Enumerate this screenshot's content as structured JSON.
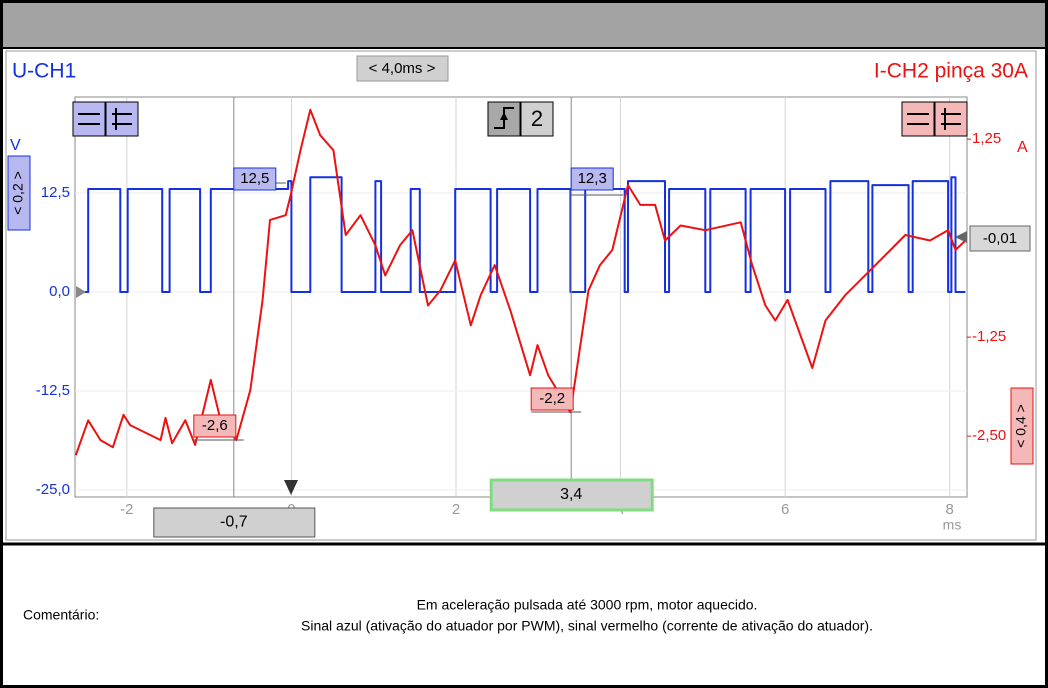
{
  "chart_data": {
    "type": "line",
    "series": [
      {
        "name": "U-CH1",
        "color": "#1430e0",
        "axis": "y",
        "x": [
          -2.59,
          -2.47,
          -2.47,
          -2.08,
          -2.08,
          -1.99,
          -1.99,
          -1.57,
          -1.57,
          -1.48,
          -1.48,
          -1.11,
          -1.11,
          -0.98,
          -0.98,
          -0.04,
          -0.04,
          0,
          0,
          0.23,
          0.23,
          0.61,
          0.61,
          1.02,
          1.02,
          1.09,
          1.09,
          1.45,
          1.45,
          1.56,
          1.56,
          1.99,
          1.99,
          2.42,
          2.42,
          2.5,
          2.5,
          2.9,
          2.9,
          2.99,
          2.99,
          3.39,
          3.39,
          3.57,
          3.57,
          4.05,
          4.05,
          4.09,
          4.09,
          4.54,
          4.54,
          4.59,
          4.59,
          5.03,
          5.03,
          5.09,
          5.09,
          5.52,
          5.52,
          5.58,
          5.58,
          6.0,
          6.0,
          6.06,
          6.06,
          6.49,
          6.49,
          6.55,
          6.55,
          7.01,
          7.01,
          7.06,
          7.06,
          7.5,
          7.5,
          7.55,
          7.55,
          7.98,
          7.98,
          8.02,
          8.02,
          8.07,
          8.07,
          8.19
        ],
        "values": [
          0,
          0,
          13,
          13,
          0,
          0,
          13,
          13,
          0,
          0,
          13,
          13,
          0,
          0,
          13,
          13,
          14,
          14,
          0,
          0,
          14.5,
          14.5,
          0,
          0,
          14,
          14,
          0,
          0,
          13,
          13,
          0,
          0,
          13,
          13,
          0,
          0,
          13,
          13,
          0,
          0,
          13,
          13,
          0,
          0,
          13,
          13,
          0,
          0,
          14,
          14,
          0,
          0,
          13,
          13,
          0,
          0,
          13,
          13,
          0,
          0,
          13,
          13,
          0,
          0,
          13,
          13,
          0,
          0,
          14,
          14,
          0,
          0,
          13.5,
          13.5,
          0,
          0,
          14,
          14,
          0,
          0,
          14.5,
          14.5,
          0,
          0
        ]
      },
      {
        "name": "I-CH2 pinça 30A",
        "color": "#ee1111",
        "axis": "y2",
        "x": [
          -2.62,
          -2.47,
          -2.32,
          -2.17,
          -2.04,
          -1.96,
          -1.59,
          -1.53,
          -1.45,
          -1.29,
          -1.17,
          -0.98,
          -0.86,
          -0.67,
          -0.5,
          -0.35,
          -0.26,
          -0.07,
          -0.01,
          0.11,
          0.23,
          0.35,
          0.51,
          0.66,
          0.84,
          1.02,
          1.14,
          1.32,
          1.47,
          1.66,
          1.81,
          1.99,
          2.18,
          2.3,
          2.47,
          2.66,
          2.9,
          2.99,
          3.12,
          3.39,
          3.61,
          3.75,
          3.9,
          4.09,
          4.24,
          4.42,
          4.54,
          4.73,
          5.03,
          5.46,
          5.6,
          5.76,
          5.88,
          6.03,
          6.33,
          6.49,
          6.73,
          7.04,
          7.28,
          7.46,
          7.76,
          7.98,
          8.07,
          8.19
        ],
        "values": [
          -2.74,
          -2.3,
          -2.55,
          -2.64,
          -2.23,
          -2.36,
          -2.55,
          -2.27,
          -2.59,
          -2.3,
          -2.61,
          -1.79,
          -2.3,
          -2.55,
          -1.92,
          -0.78,
          0.23,
          0.29,
          0.54,
          1.11,
          1.62,
          1.3,
          1.11,
          0.04,
          0.29,
          -0.09,
          -0.47,
          -0.09,
          0.1,
          -0.85,
          -0.66,
          -0.28,
          -1.1,
          -0.72,
          -0.34,
          -0.91,
          -1.73,
          -1.35,
          -1.73,
          -2.2,
          -0.66,
          -0.34,
          -0.15,
          0.67,
          0.42,
          0.42,
          -0.03,
          0.16,
          0.1,
          0.2,
          -0.34,
          -0.85,
          -1.04,
          -0.78,
          -1.64,
          -1.04,
          -0.72,
          -0.4,
          -0.15,
          0.04,
          -0.03,
          0.1,
          -0.15,
          -0.03
        ]
      }
    ],
    "xlim": [
      -2.63,
      8.21
    ],
    "xticks": [
      -2,
      0,
      2,
      4,
      6,
      8
    ],
    "xlabel": "ms",
    "ylim": [
      -25,
      25
    ],
    "yticks": [
      {
        "value": 12.5,
        "label": "12,5"
      },
      {
        "value": 0,
        "label": "0,0"
      },
      {
        "value": -12.5,
        "label": "-12,5"
      },
      {
        "value": -25,
        "label": "-25,0"
      }
    ],
    "ylabel": "V",
    "y2lim": [
      -3.18,
      1.82
    ],
    "y2ticks": [
      {
        "value": 1.25,
        "label": "1,25"
      },
      {
        "value": -1.25,
        "label": "-1,25"
      },
      {
        "value": -2.5,
        "label": "-2,50"
      }
    ],
    "y2label": "A",
    "grid": true,
    "timebase": "< 4,0ms >",
    "y_scale": "< 0,2 >",
    "y2_scale": "< 0,4 >",
    "offset_readout": "-0,01",
    "trigger_channel": "2",
    "cursors": [
      {
        "value": -0.7,
        "label": "-0,7"
      },
      {
        "value": 3.4,
        "label": "3,4"
      }
    ],
    "readouts": [
      "12,5",
      "12,3",
      "-2,6",
      "-2,2"
    ]
  },
  "comment": {
    "label": "Comentário:",
    "lines": [
      "Em aceleração pulsada até 3000 rpm, motor aquecido.",
      "Sinal azul (ativação do atuador por PWM), sinal vermelho (corrente de ativação do atuador)."
    ]
  }
}
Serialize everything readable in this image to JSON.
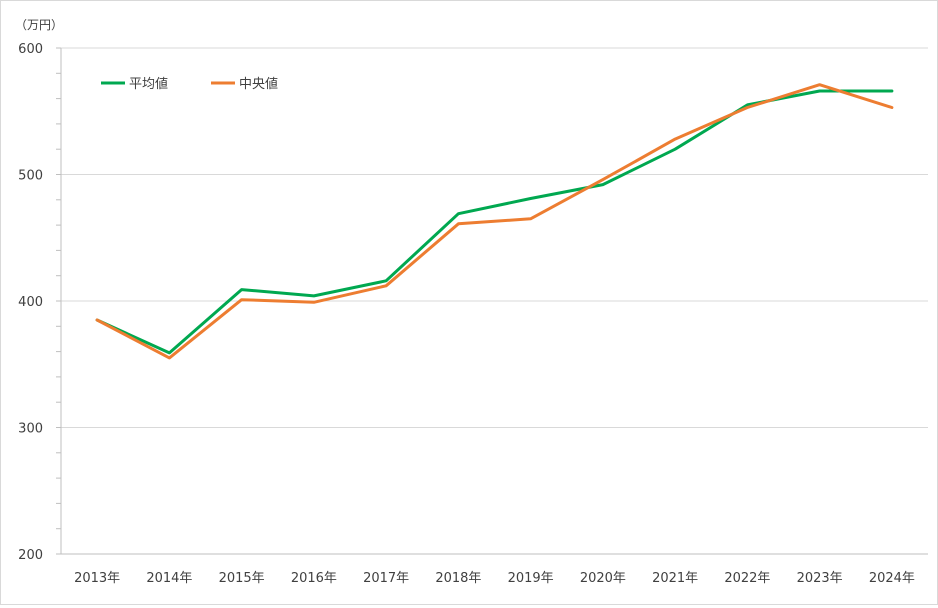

-----

● **Task requirements**: Each record above should come back exactly the same, only without its pictures.

● **Solved exercise**:
Enumerate this screenshot's content as structured JSON.
{
  "chart_data": {
    "type": "line",
    "series": [
      {
        "name": "U-CH1",
        "color": "#1430e0",
        "axis": "y",
        "x": [
          -2.59,
          -2.47,
          -2.47,
          -2.08,
          -2.08,
          -1.99,
          -1.99,
          -1.57,
          -1.57,
          -1.48,
          -1.48,
          -1.11,
          -1.11,
          -0.98,
          -0.98,
          -0.04,
          -0.04,
          0,
          0,
          0.23,
          0.23,
          0.61,
          0.61,
          1.02,
          1.02,
          1.09,
          1.09,
          1.45,
          1.45,
          1.56,
          1.56,
          1.99,
          1.99,
          2.42,
          2.42,
          2.5,
          2.5,
          2.9,
          2.9,
          2.99,
          2.99,
          3.39,
          3.39,
          3.57,
          3.57,
          4.05,
          4.05,
          4.09,
          4.09,
          4.54,
          4.54,
          4.59,
          4.59,
          5.03,
          5.03,
          5.09,
          5.09,
          5.52,
          5.52,
          5.58,
          5.58,
          6.0,
          6.0,
          6.06,
          6.06,
          6.49,
          6.49,
          6.55,
          6.55,
          7.01,
          7.01,
          7.06,
          7.06,
          7.5,
          7.5,
          7.55,
          7.55,
          7.98,
          7.98,
          8.02,
          8.02,
          8.07,
          8.07,
          8.19
        ],
        "values": [
          0,
          0,
          13,
          13,
          0,
          0,
          13,
          13,
          0,
          0,
          13,
          13,
          0,
          0,
          13,
          13,
          14,
          14,
          0,
          0,
          14.5,
          14.5,
          0,
          0,
          14,
          14,
          0,
          0,
          13,
          13,
          0,
          0,
          13,
          13,
          0,
          0,
          13,
          13,
          0,
          0,
          13,
          13,
          0,
          0,
          13,
          13,
          0,
          0,
          14,
          14,
          0,
          0,
          13,
          13,
          0,
          0,
          13,
          13,
          0,
          0,
          13,
          13,
          0,
          0,
          13,
          13,
          0,
          0,
          14,
          14,
          0,
          0,
          13.5,
          13.5,
          0,
          0,
          14,
          14,
          0,
          0,
          14.5,
          14.5,
          0,
          0
        ]
      },
      {
        "name": "I-CH2 pinça 30A",
        "color": "#ee1111",
        "axis": "y2",
        "x": [
          -2.62,
          -2.47,
          -2.32,
          -2.17,
          -2.04,
          -1.96,
          -1.59,
          -1.53,
          -1.45,
          -1.29,
          -1.17,
          -0.98,
          -0.86,
          -0.67,
          -0.5,
          -0.35,
          -0.26,
          -0.07,
          -0.01,
          0.11,
          0.23,
          0.35,
          0.51,
          0.66,
          0.84,
          1.02,
          1.14,
          1.32,
          1.47,
          1.66,
          1.81,
          1.99,
          2.18,
          2.3,
          2.47,
          2.66,
          2.9,
          2.99,
          3.12,
          3.39,
          3.61,
          3.75,
          3.9,
          4.09,
          4.24,
          4.42,
          4.54,
          4.73,
          5.03,
          5.46,
          5.6,
          5.76,
          5.88,
          6.03,
          6.33,
          6.49,
          6.73,
          7.04,
          7.28,
          7.46,
          7.76,
          7.98,
          8.07,
          8.19
        ],
        "values": [
          -2.74,
          -2.3,
          -2.55,
          -2.64,
          -2.23,
          -2.36,
          -2.55,
          -2.27,
          -2.59,
          -2.3,
          -2.61,
          -1.79,
          -2.3,
          -2.55,
          -1.92,
          -0.78,
          0.23,
          0.29,
          0.54,
          1.11,
          1.62,
          1.3,
          1.11,
          0.04,
          0.29,
          -0.09,
          -0.47,
          -0.09,
          0.1,
          -0.85,
          -0.66,
          -0.28,
          -1.1,
          -0.72,
          -0.34,
          -0.91,
          -1.73,
          -1.35,
          -1.73,
          -2.2,
          -0.66,
          -0.34,
          -0.15,
          0.67,
          0.42,
          0.42,
          -0.03,
          0.16,
          0.1,
          0.2,
          -0.34,
          -0.85,
          -1.04,
          -0.78,
          -1.64,
          -1.04,
          -0.72,
          -0.4,
          -0.15,
          0.04,
          -0.03,
          0.1,
          -0.15,
          -0.03
        ]
      }
    ],
    "xlim": [
      -2.63,
      8.21
    ],
    "xticks": [
      -2,
      0,
      2,
      4,
      6,
      8
    ],
    "xlabel": "ms",
    "ylim": [
      -25,
      25
    ],
    "yticks": [
      {
        "value": 12.5,
        "label": "12,5"
      },
      {
        "value": 0,
        "label": "0,0"
      },
      {
        "value": -12.5,
        "label": "-12,5"
      },
      {
        "value": -25,
        "label": "-25,0"
      }
    ],
    "ylabel": "V",
    "y2lim": [
      -3.18,
      1.82
    ],
    "y2ticks": [
      {
        "value": 1.25,
        "label": "1,25"
      },
      {
        "value": -1.25,
        "label": "-1,25"
      },
      {
        "value": -2.5,
        "label": "-2,50"
      }
    ],
    "y2label": "A",
    "grid": true,
    "timebase": "< 4,0ms >",
    "y_scale": "< 0,2 >",
    "y2_scale": "< 0,4 >",
    "offset_readout": "-0,01",
    "trigger_channel": "2",
    "cursors": [
      {
        "value": -0.7,
        "label": "-0,7"
      },
      {
        "value": 3.4,
        "label": "3,4"
      }
    ],
    "readouts": [
      "12,5",
      "12,3",
      "-2,6",
      "-2,2"
    ]
  },
  "comment": {
    "label": "Comentário:",
    "lines": [
      "Em aceleração pulsada até 3000 rpm, motor aquecido.",
      "Sinal azul (ativação do atuador por PWM), sinal vermelho (corrente de ativação do atuador)."
    ]
  }
}
Serialize everything readable in this image to JSON.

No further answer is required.